[start of MATERIAL SHOWN]
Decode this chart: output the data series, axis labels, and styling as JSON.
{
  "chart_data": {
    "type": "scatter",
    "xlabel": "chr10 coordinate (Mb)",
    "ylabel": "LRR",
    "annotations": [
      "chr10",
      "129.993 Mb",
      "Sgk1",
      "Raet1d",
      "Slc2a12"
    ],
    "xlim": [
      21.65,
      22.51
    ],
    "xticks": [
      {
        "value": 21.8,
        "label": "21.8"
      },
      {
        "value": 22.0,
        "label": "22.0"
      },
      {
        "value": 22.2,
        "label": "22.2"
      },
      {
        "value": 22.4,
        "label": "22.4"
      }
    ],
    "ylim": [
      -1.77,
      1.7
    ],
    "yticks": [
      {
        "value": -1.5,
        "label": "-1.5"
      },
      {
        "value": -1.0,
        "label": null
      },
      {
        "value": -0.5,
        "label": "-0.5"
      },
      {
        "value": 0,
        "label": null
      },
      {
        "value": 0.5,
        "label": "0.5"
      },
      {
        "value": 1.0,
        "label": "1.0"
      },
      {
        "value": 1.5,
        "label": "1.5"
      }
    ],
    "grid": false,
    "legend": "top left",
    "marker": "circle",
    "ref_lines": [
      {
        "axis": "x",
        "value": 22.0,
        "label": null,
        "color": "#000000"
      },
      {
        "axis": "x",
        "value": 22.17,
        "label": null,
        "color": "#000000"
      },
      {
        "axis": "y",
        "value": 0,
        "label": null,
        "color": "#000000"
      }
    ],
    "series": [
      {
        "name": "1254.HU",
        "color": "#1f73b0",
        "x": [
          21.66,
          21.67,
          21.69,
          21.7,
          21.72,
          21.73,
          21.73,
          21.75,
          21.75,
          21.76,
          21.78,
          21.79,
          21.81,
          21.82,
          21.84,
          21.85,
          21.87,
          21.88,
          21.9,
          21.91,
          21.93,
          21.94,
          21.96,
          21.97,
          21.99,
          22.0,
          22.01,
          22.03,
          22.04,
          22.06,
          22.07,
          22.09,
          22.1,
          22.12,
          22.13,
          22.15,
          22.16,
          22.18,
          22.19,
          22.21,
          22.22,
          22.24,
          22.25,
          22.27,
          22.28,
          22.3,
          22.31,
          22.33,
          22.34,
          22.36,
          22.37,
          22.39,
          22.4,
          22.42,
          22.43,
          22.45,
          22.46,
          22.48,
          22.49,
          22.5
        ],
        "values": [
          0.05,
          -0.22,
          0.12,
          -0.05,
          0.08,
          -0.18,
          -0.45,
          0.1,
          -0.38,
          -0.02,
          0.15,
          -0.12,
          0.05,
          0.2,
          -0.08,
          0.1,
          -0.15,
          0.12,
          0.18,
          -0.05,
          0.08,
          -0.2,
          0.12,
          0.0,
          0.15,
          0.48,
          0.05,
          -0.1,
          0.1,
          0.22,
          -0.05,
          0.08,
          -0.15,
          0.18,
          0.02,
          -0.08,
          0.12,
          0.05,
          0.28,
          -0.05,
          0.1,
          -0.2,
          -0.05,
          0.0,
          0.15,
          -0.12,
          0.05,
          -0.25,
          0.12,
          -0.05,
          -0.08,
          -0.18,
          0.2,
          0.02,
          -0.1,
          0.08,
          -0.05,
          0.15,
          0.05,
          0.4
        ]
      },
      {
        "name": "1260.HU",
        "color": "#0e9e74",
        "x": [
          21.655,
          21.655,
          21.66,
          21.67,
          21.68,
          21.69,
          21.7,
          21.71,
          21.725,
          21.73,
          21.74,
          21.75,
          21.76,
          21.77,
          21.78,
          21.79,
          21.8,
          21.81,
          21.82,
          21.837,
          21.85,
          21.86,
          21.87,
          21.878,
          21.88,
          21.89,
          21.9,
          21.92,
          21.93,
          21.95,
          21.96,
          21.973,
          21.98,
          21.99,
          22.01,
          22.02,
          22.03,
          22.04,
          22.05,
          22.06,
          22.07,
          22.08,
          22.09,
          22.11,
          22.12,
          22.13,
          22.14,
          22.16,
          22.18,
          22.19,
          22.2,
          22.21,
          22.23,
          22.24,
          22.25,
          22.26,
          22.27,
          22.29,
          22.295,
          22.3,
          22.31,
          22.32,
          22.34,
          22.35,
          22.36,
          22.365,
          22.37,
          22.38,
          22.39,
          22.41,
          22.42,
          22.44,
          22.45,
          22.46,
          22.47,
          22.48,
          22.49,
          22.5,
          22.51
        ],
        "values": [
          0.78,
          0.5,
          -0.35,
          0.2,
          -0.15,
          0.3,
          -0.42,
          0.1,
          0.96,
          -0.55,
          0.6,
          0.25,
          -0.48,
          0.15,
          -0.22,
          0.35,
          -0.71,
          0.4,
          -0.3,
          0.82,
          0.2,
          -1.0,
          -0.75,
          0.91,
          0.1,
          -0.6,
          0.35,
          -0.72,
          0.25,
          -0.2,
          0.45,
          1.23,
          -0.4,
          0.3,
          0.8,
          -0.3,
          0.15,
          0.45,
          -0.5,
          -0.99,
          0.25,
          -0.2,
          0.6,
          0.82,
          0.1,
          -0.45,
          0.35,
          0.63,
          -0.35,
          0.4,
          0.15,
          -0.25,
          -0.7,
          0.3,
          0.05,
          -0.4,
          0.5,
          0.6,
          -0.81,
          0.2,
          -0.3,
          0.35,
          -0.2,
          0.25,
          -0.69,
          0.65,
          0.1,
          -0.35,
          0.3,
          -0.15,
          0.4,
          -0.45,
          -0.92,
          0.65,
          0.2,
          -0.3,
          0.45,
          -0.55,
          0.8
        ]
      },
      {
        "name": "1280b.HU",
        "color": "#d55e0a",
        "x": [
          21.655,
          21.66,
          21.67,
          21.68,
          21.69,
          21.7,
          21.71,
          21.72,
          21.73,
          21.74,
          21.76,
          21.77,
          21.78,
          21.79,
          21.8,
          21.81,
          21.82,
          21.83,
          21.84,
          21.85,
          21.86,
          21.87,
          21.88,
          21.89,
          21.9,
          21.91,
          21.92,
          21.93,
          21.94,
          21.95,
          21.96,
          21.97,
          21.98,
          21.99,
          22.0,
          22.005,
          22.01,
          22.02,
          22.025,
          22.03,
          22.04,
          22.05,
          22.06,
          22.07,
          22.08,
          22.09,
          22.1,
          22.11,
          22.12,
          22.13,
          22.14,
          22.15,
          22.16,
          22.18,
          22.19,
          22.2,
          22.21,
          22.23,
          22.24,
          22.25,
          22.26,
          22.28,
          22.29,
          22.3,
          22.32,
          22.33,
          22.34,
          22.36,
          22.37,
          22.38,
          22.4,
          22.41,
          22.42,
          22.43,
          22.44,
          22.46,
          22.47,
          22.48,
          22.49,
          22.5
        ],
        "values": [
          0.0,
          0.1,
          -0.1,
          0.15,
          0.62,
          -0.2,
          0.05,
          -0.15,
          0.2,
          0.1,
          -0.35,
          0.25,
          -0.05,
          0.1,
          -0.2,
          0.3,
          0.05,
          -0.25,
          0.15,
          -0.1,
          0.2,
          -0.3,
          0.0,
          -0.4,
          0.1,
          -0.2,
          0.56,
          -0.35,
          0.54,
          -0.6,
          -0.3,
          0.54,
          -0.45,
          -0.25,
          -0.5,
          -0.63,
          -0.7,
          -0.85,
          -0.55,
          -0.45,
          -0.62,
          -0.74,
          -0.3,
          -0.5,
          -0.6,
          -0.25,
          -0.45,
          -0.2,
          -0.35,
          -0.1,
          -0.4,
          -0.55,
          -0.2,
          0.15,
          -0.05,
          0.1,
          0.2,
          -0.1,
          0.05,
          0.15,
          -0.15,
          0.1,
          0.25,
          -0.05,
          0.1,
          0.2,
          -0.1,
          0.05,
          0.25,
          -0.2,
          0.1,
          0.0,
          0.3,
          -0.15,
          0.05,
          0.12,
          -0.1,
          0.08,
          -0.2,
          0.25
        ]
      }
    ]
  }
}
[end of MATERIAL SHOWN]
- [STATED EXERCISE]:
Go through the listing above and return every line where the word "name" occurs.

- [WRITTEN ANSWER]:
        "name": "1254.HU",
        "name": "1260.HU",
        "name": "1280b.HU",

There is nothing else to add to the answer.